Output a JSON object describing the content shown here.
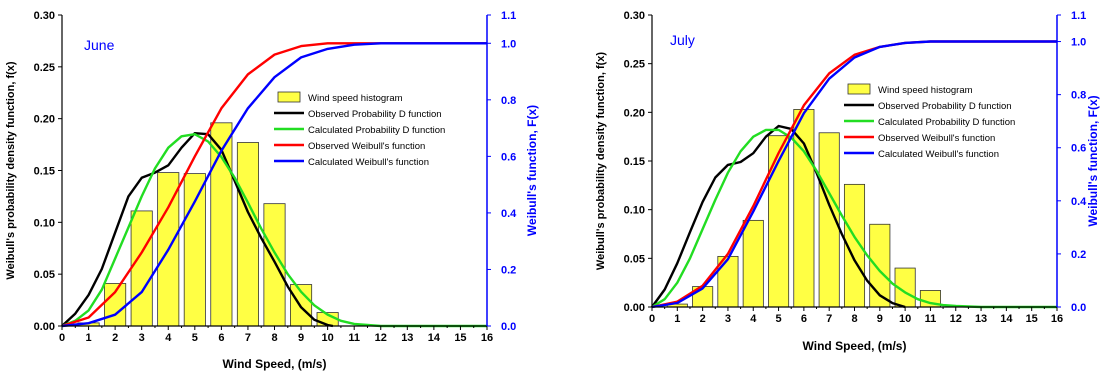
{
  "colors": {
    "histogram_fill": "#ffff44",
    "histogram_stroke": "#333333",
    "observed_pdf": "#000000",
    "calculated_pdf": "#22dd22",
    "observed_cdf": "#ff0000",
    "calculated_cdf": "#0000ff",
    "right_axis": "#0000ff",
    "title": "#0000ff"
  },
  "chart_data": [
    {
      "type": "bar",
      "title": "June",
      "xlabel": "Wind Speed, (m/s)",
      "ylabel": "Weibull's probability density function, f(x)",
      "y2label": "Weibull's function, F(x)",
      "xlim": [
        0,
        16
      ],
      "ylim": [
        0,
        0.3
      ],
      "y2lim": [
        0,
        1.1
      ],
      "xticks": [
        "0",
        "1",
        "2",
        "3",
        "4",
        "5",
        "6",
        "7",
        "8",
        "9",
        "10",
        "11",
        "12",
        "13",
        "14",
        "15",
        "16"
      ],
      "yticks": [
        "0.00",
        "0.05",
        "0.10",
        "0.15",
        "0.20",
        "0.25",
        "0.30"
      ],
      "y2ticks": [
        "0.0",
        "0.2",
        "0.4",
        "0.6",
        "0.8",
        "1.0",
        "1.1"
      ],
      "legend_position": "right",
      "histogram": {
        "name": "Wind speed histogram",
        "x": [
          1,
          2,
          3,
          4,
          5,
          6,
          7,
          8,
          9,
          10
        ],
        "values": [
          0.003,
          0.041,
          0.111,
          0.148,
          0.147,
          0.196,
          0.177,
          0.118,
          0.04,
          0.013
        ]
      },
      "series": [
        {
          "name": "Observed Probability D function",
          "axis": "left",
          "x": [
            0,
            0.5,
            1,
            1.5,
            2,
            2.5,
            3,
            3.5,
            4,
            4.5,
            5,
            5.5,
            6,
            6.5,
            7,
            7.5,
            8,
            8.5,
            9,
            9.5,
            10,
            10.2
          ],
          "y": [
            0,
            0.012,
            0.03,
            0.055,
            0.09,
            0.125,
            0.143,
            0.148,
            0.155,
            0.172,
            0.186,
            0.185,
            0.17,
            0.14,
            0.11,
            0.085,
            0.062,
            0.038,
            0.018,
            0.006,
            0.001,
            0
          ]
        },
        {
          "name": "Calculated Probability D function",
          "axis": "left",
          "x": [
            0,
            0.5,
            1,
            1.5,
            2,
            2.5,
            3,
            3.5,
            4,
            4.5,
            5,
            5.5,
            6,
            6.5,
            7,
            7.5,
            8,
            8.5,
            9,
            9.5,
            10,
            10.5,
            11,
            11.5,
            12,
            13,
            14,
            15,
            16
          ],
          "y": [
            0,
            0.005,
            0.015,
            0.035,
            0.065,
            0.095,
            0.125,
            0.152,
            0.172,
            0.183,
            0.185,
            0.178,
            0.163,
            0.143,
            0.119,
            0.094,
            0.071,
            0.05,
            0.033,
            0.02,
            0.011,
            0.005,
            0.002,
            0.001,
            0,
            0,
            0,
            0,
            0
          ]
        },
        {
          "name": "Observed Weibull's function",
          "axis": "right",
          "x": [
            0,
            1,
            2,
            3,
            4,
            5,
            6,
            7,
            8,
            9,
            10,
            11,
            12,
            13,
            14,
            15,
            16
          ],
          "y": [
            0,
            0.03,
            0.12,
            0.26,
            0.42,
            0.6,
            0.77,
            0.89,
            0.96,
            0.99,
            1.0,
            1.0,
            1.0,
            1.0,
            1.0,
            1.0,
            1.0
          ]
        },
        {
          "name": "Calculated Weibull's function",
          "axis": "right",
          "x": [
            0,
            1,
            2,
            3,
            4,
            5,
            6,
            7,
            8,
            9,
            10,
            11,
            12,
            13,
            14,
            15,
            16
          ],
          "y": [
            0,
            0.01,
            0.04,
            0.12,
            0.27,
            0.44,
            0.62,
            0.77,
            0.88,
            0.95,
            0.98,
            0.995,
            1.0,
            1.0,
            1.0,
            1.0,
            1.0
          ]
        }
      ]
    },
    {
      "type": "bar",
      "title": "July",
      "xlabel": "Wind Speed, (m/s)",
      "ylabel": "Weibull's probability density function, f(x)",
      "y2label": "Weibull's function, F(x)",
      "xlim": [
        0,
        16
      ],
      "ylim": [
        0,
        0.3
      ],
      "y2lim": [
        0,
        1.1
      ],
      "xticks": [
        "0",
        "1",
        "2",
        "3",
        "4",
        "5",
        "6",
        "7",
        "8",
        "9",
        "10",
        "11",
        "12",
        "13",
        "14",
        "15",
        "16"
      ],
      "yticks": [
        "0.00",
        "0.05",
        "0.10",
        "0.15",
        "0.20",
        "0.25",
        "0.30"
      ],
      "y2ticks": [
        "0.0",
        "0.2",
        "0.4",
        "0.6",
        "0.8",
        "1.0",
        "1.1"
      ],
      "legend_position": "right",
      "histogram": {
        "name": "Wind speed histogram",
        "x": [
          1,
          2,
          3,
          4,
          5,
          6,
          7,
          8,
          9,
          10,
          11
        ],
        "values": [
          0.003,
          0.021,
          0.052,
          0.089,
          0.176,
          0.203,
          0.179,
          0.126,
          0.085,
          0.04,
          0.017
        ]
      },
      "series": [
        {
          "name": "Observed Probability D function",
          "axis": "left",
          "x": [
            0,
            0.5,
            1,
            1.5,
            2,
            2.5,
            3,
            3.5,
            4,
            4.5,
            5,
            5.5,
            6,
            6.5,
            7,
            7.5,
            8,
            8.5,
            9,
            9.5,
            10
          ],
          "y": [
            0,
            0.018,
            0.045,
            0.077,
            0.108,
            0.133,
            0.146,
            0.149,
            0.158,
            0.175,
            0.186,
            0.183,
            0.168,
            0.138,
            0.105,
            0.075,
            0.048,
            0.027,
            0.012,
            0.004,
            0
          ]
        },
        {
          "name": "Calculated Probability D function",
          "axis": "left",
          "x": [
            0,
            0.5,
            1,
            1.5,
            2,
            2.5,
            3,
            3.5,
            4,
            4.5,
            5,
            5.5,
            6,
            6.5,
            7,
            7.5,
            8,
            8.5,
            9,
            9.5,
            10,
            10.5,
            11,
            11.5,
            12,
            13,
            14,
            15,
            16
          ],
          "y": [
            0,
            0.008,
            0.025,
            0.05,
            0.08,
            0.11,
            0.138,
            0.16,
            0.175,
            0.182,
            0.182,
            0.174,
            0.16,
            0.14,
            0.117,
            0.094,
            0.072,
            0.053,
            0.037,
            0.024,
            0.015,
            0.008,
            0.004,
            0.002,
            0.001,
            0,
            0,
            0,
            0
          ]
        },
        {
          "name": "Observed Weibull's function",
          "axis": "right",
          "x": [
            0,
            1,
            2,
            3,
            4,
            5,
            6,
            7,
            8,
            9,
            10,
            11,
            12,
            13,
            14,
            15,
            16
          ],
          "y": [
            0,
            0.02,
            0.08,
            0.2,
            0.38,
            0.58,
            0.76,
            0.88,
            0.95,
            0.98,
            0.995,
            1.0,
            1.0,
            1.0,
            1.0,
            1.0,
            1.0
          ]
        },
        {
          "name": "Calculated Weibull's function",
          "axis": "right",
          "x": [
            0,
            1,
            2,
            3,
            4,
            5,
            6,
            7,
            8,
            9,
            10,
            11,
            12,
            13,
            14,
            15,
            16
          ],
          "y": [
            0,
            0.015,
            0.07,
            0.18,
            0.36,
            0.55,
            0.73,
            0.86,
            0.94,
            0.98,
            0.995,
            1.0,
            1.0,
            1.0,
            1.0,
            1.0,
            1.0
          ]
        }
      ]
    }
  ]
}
--
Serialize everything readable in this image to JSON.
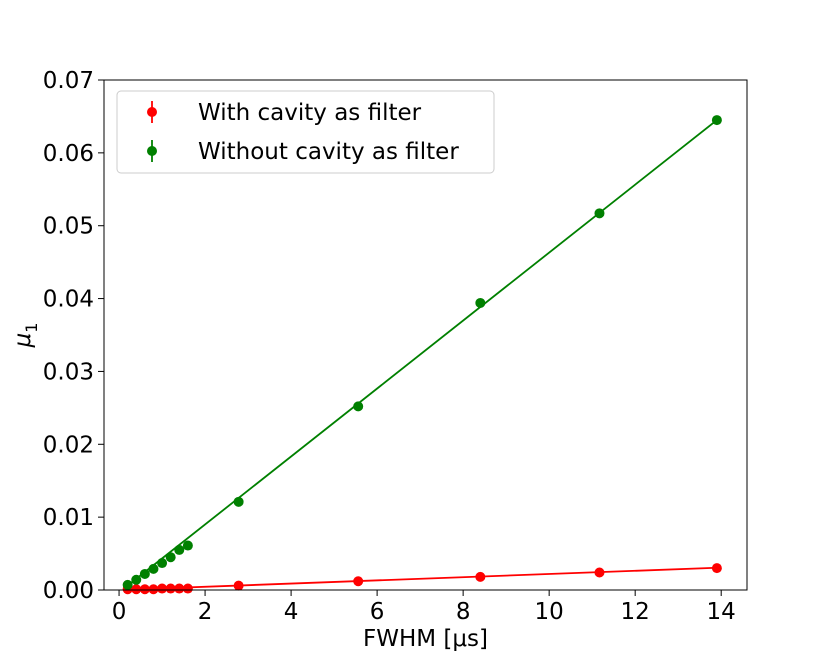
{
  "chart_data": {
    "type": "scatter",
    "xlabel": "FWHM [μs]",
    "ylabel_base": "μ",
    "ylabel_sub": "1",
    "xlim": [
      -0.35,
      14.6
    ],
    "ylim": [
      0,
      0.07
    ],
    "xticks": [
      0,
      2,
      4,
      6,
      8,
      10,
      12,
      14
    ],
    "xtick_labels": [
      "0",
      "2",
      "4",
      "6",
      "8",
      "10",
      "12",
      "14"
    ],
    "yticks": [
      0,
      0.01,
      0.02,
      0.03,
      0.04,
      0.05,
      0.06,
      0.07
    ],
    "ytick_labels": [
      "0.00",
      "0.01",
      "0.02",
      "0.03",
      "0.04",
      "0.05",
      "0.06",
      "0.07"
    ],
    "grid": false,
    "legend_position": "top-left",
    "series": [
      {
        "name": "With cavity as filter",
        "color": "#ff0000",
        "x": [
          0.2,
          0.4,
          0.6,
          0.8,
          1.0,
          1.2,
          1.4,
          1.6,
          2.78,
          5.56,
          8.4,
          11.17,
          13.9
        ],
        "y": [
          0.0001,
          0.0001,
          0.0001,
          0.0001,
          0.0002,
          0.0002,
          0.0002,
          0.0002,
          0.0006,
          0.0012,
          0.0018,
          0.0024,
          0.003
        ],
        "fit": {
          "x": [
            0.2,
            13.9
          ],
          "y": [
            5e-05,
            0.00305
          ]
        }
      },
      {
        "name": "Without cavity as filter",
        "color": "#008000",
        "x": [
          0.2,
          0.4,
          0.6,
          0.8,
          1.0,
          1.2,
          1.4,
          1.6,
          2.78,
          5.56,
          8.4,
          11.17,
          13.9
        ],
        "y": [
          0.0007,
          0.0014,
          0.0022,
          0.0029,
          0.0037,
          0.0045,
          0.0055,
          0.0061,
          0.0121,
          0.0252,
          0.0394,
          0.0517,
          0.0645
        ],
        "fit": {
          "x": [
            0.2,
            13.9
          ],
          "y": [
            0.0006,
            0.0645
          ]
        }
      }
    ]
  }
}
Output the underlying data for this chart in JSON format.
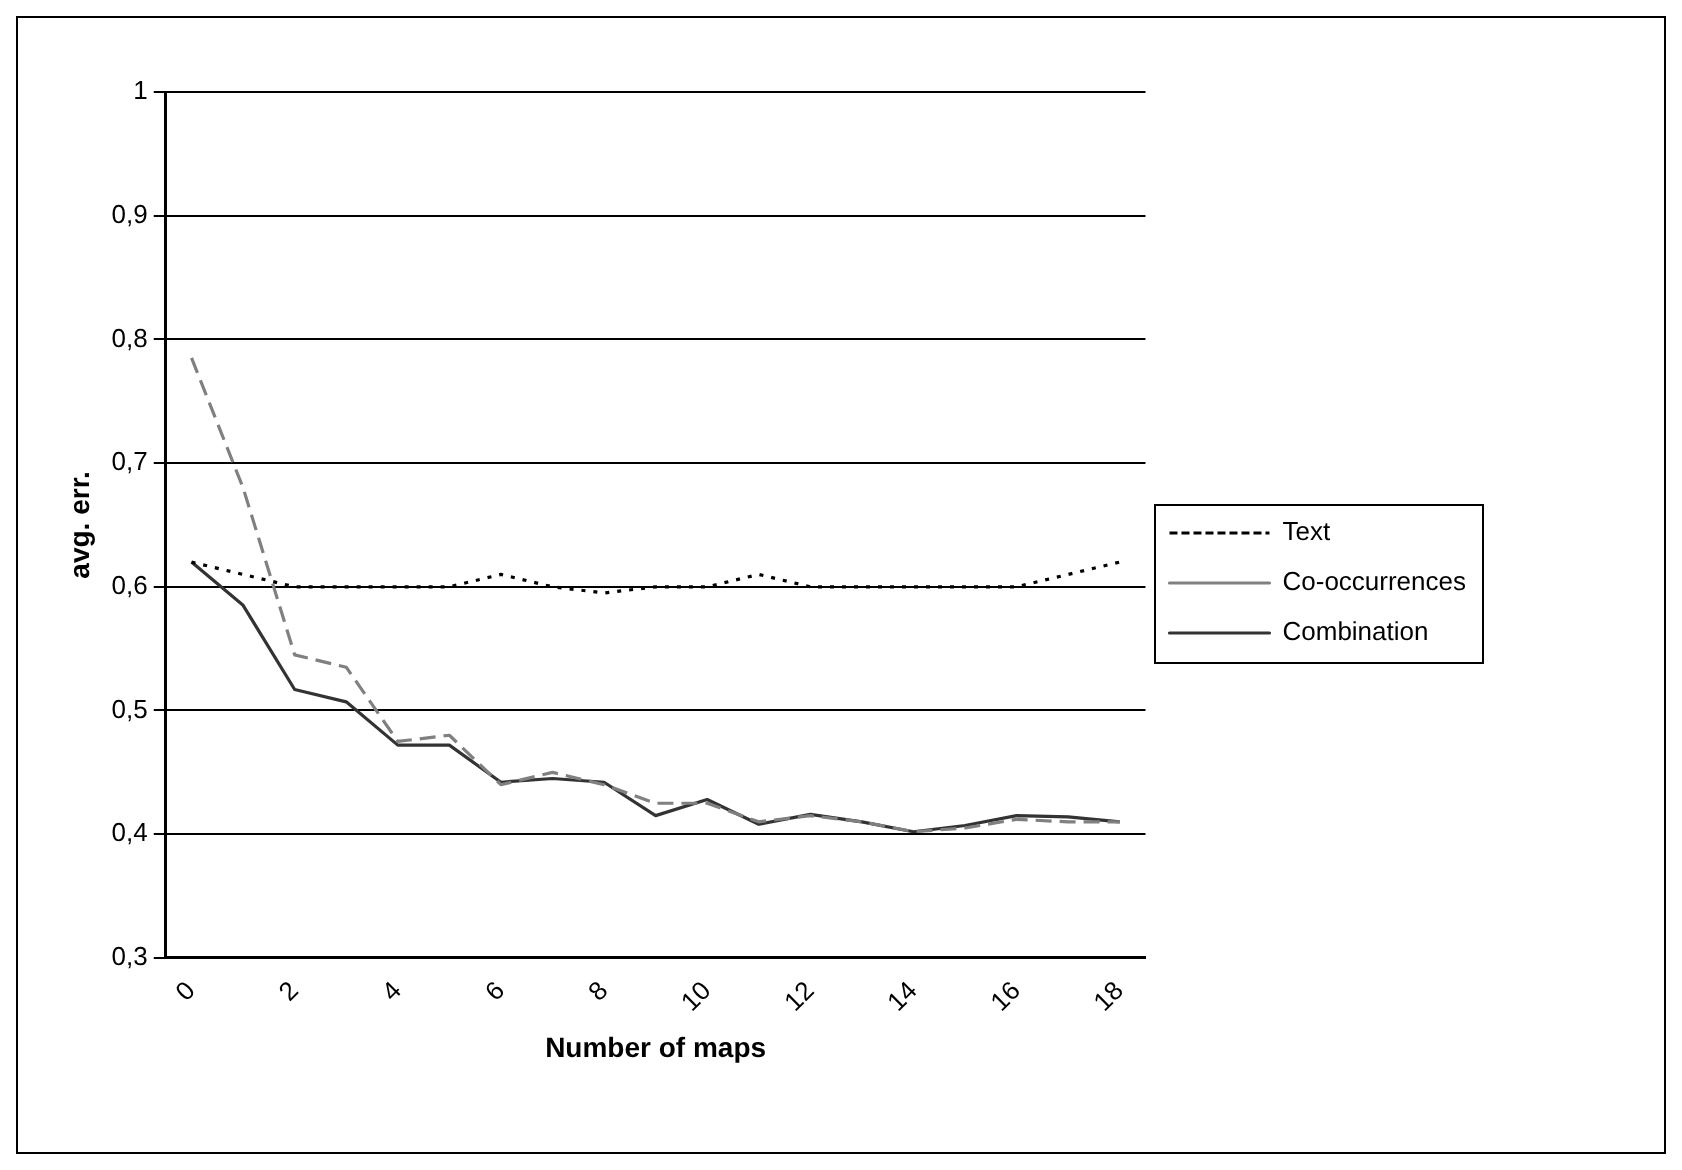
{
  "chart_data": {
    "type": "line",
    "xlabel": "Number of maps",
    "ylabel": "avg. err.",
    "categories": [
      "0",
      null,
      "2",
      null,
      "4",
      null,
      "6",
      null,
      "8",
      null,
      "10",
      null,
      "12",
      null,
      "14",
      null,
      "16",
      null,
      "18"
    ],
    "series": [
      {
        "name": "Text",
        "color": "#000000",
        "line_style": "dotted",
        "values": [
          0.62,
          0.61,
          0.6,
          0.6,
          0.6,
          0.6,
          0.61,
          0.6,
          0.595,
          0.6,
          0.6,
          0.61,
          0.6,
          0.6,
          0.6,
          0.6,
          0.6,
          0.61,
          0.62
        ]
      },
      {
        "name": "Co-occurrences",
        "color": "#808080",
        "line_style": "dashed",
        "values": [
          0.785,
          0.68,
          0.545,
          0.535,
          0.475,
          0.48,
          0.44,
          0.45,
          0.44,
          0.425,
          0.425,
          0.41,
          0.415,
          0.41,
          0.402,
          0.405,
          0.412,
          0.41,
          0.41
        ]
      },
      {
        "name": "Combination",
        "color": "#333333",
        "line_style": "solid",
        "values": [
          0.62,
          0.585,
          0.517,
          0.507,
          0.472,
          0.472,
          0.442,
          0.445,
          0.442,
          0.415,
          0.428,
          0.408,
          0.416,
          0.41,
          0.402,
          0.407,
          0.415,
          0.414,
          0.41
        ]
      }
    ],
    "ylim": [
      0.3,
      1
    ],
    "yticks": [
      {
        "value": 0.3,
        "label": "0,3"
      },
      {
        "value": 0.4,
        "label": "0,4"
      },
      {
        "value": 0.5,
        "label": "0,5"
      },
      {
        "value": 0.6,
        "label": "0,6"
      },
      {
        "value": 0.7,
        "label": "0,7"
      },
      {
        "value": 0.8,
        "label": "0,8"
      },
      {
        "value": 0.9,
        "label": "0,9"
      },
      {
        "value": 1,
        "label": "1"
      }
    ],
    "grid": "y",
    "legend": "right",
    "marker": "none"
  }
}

**Task directions:** Read the data above. Pull out each line in which the string "filter" appears.

**Answer to the problem:**
        "name": "With cavity as filter",
        "name": "Without cavity as filter",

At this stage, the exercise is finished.